* [EXERCISE REQUIREMENTS]
Count lines holding the string "name" in the data that follows. Reply with one number only.

* [MATERIAL FOR THIS EXERCISE]
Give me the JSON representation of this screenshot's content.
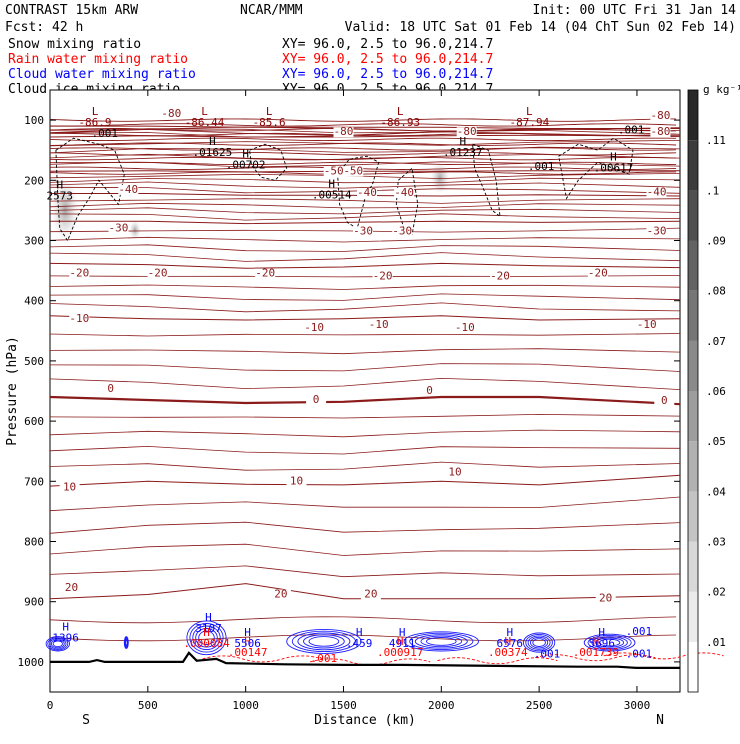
{
  "header": {
    "model": "CONTRAST 15km ARW",
    "center": "NCAR/MMM",
    "init": "Init: 00 UTC Fri 31 Jan 14",
    "fcst_label": "Fcst:",
    "fcst_value": "42 h",
    "valid": "Valid: 18 UTC Sat 01 Feb 14 (04 ChT Sun 02 Feb 14)"
  },
  "fields": [
    {
      "name": "Snow mixing ratio",
      "color": "#000000",
      "xy": "XY=  96.0,  2.5 to  96.0,214.7"
    },
    {
      "name": "Rain water mixing ratio",
      "color": "#ff0000",
      "xy": "XY=  96.0,  2.5 to  96.0,214.7"
    },
    {
      "name": "Cloud water mixing ratio",
      "color": "#0000ff",
      "xy": "XY=  96.0,  2.5 to  96.0,214.7"
    },
    {
      "name": "Cloud ice mixing ratio",
      "color": "#000000",
      "xy": "XY=  96.0,  2.5 to  96.0,214.7"
    }
  ],
  "chart_data": {
    "type": "cross-section",
    "xlabel": "Distance (km)",
    "ylabel": "Pressure (hPa)",
    "xlim": [
      0,
      3220
    ],
    "ylim": [
      1050,
      50
    ],
    "xticks": [
      0,
      500,
      1000,
      1500,
      2000,
      2500,
      3000
    ],
    "yticks": [
      100,
      200,
      300,
      400,
      500,
      600,
      700,
      800,
      900,
      1000
    ],
    "endpoint_labels": {
      "left": "S",
      "right": "N"
    },
    "colorbar": {
      "unit": "g kg⁻¹",
      "ticks": [
        ".01",
        ".02",
        ".03",
        ".04",
        ".05",
        ".06",
        ".07",
        ".08",
        ".09",
        ".1",
        ".11"
      ]
    },
    "isotherms": [
      {
        "label": "-80",
        "p": [
          110,
          110,
          112,
          112,
          112,
          114,
          114
        ],
        "x": [
          0,
          500,
          1000,
          1500,
          2000,
          2500,
          3220
        ]
      },
      {
        "label": "-80",
        "p": [
          128,
          126,
          128,
          128,
          126,
          125,
          126
        ],
        "x": [
          0,
          500,
          1000,
          1500,
          2000,
          2500,
          3220
        ]
      },
      {
        "label": "-50",
        "p": [
          185,
          184,
          186,
          185,
          185,
          184,
          184
        ],
        "x": [
          0,
          500,
          1000,
          1500,
          2000,
          2500,
          3220
        ]
      },
      {
        "label": "-40",
        "p": [
          222,
          222,
          225,
          225,
          226,
          224,
          226
        ],
        "x": [
          0,
          500,
          1000,
          1500,
          2000,
          2500,
          3220
        ]
      },
      {
        "label": "-30",
        "p": [
          268,
          268,
          272,
          270,
          268,
          270,
          268
        ],
        "x": [
          0,
          500,
          1000,
          1500,
          2000,
          2500,
          3220
        ]
      },
      {
        "label": "-20",
        "p": [
          338,
          340,
          346,
          344,
          338,
          342,
          345
        ],
        "x": [
          0,
          500,
          1000,
          1500,
          2000,
          2500,
          3220
        ]
      },
      {
        "label": "-10",
        "p": [
          425,
          430,
          432,
          430,
          425,
          432,
          430
        ],
        "x": [
          0,
          500,
          1000,
          1500,
          2000,
          2500,
          3220
        ]
      },
      {
        "label": "0",
        "p": [
          560,
          565,
          570,
          568,
          560,
          560,
          572
        ],
        "x": [
          0,
          500,
          1000,
          1500,
          2000,
          2500,
          3220
        ]
      },
      {
        "label": "10",
        "p": [
          708,
          700,
          705,
          706,
          700,
          706,
          690
        ],
        "x": [
          0,
          500,
          1000,
          1500,
          2000,
          2500,
          3220
        ]
      },
      {
        "label": "20",
        "p": [
          895,
          888,
          870,
          895,
          895,
          895,
          890
        ],
        "x": [
          0,
          500,
          1000,
          1500,
          2000,
          2500,
          3220
        ]
      }
    ],
    "isotherm_labels": [
      {
        "text": "-80",
        "x": 620,
        "p": 95
      },
      {
        "text": "-80",
        "x": 1500,
        "p": 125
      },
      {
        "text": "-80",
        "x": 2130,
        "p": 125
      },
      {
        "text": "-80",
        "x": 3120,
        "p": 98
      },
      {
        "text": "-80",
        "x": 3120,
        "p": 125
      },
      {
        "text": "-50",
        "x": 1450,
        "p": 190
      },
      {
        "text": "-50",
        "x": 1550,
        "p": 190
      },
      {
        "text": "-40",
        "x": 400,
        "p": 221
      },
      {
        "text": "-40",
        "x": 1620,
        "p": 226
      },
      {
        "text": "-40",
        "x": 1810,
        "p": 226
      },
      {
        "text": "-40",
        "x": 3100,
        "p": 225
      },
      {
        "text": "-30",
        "x": 350,
        "p": 285
      },
      {
        "text": "-30",
        "x": 1600,
        "p": 290
      },
      {
        "text": "-30",
        "x": 1800,
        "p": 290
      },
      {
        "text": "-30",
        "x": 3100,
        "p": 290
      },
      {
        "text": "-20",
        "x": 150,
        "p": 360
      },
      {
        "text": "-20",
        "x": 550,
        "p": 360
      },
      {
        "text": "-20",
        "x": 1100,
        "p": 360
      },
      {
        "text": "-20",
        "x": 1700,
        "p": 365
      },
      {
        "text": "-20",
        "x": 2300,
        "p": 365
      },
      {
        "text": "-20",
        "x": 2800,
        "p": 360
      },
      {
        "text": "-10",
        "x": 150,
        "p": 435
      },
      {
        "text": "-10",
        "x": 1350,
        "p": 450
      },
      {
        "text": "-10",
        "x": 1680,
        "p": 445
      },
      {
        "text": "-10",
        "x": 2120,
        "p": 450
      },
      {
        "text": "-10",
        "x": 3050,
        "p": 445
      },
      {
        "text": "0",
        "x": 310,
        "p": 552
      },
      {
        "text": "0",
        "x": 1360,
        "p": 570
      },
      {
        "text": "0",
        "x": 1940,
        "p": 555
      },
      {
        "text": "0",
        "x": 3140,
        "p": 572
      },
      {
        "text": "10",
        "x": 100,
        "p": 715
      },
      {
        "text": "10",
        "x": 1260,
        "p": 705
      },
      {
        "text": "10",
        "x": 2070,
        "p": 690
      },
      {
        "text": "20",
        "x": 110,
        "p": 882
      },
      {
        "text": "20",
        "x": 1180,
        "p": 893
      },
      {
        "text": "20",
        "x": 1640,
        "p": 893
      },
      {
        "text": "20",
        "x": 2840,
        "p": 900
      }
    ],
    "extrema": [
      {
        "kind": "L",
        "value": "-86.9",
        "x": 230,
        "p": 110,
        "color": "#880000"
      },
      {
        "kind": "L",
        "value": "-86.44",
        "x": 790,
        "p": 110,
        "color": "#880000"
      },
      {
        "kind": "L",
        "value": "-85.6",
        "x": 1120,
        "p": 110,
        "color": "#880000"
      },
      {
        "kind": "L",
        "value": "-86.93",
        "x": 1790,
        "p": 110,
        "color": "#880000"
      },
      {
        "kind": "L",
        "value": "-87.94",
        "x": 2450,
        "p": 110,
        "color": "#880000"
      },
      {
        "kind": "H",
        "value": ".01625",
        "x": 830,
        "p": 160,
        "color": "#000000"
      },
      {
        "kind": "H",
        "value": ".00702",
        "x": 1000,
        "p": 180,
        "color": "#000000"
      },
      {
        "kind": "H",
        "value": ".00514",
        "x": 1440,
        "p": 230,
        "color": "#000000"
      },
      {
        "kind": "H",
        "value": ".01237",
        "x": 2110,
        "p": 160,
        "color": "#000000"
      },
      {
        "kind": "H",
        "value": ".00617",
        "x": 2880,
        "p": 185,
        "color": "#000000"
      },
      {
        "kind": "H",
        "value": "2573",
        "x": 50,
        "p": 232,
        "color": "#000000"
      },
      {
        "kind": "H",
        "value": "1396",
        "x": 80,
        "p": 966,
        "color": "#0000ff"
      },
      {
        "kind": "H",
        "value": "3107",
        "x": 810,
        "p": 950,
        "color": "#0000ff"
      },
      {
        "kind": "H",
        "value": ".000084",
        "x": 800,
        "p": 975,
        "color": "#ff0000"
      },
      {
        "kind": "H",
        "value": "5506",
        "x": 1010,
        "p": 975,
        "color": "#0000ff"
      },
      {
        "kind": "H",
        "value": ".00147",
        "x": 1010,
        "p": 990,
        "color": "#ff0000"
      },
      {
        "kind": "H",
        "value": ".459",
        "x": 1580,
        "p": 975,
        "color": "#0000ff"
      },
      {
        "kind": "H",
        "value": "4911",
        "x": 1800,
        "p": 975,
        "color": "#0000ff"
      },
      {
        "kind": "H",
        "value": ".000917",
        "x": 1790,
        "p": 990,
        "color": "#ff0000"
      },
      {
        "kind": "H",
        "value": "6576",
        "x": 2350,
        "p": 975,
        "color": "#0000ff"
      },
      {
        "kind": "H",
        "value": ".00374",
        "x": 2340,
        "p": 990,
        "color": "#ff0000"
      },
      {
        "kind": "H",
        "value": "5696",
        "x": 2820,
        "p": 975,
        "color": "#0000ff"
      },
      {
        "kind": "H",
        "value": ".001739",
        "x": 2790,
        "p": 990,
        "color": "#ff0000"
      }
    ],
    "small_labels": [
      {
        "text": ".001",
        "x": 280,
        "p": 128,
        "color": "#000000"
      },
      {
        "text": ".001",
        "x": 2510,
        "p": 183,
        "color": "#000000"
      },
      {
        "text": ".001",
        "x": 2970,
        "p": 122,
        "color": "#000000"
      },
      {
        "text": ".001",
        "x": 3010,
        "p": 955,
        "color": "#0000ff"
      },
      {
        "text": ".001",
        "x": 3010,
        "p": 993,
        "color": "#0000ff"
      },
      {
        "text": ".001",
        "x": 1400,
        "p": 1000,
        "color": "#ff0000"
      },
      {
        "text": ".001",
        "x": 2540,
        "p": 993,
        "color": "#0000ff"
      }
    ],
    "terrain_p": [
      1000,
      1000,
      997,
      1000,
      1000,
      1000,
      1000,
      985,
      998,
      995,
      1002,
      1004,
      1005,
      1005,
      1006,
      1007,
      1008,
      1008,
      1010,
      1010,
      1010
    ],
    "terrain_x": [
      0,
      200,
      240,
      280,
      500,
      650,
      680,
      710,
      750,
      850,
      900,
      1200,
      1500,
      1800,
      2100,
      2400,
      2700,
      2900,
      3000,
      3100,
      3220
    ]
  }
}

* [WRITTEN RESPONSE]
4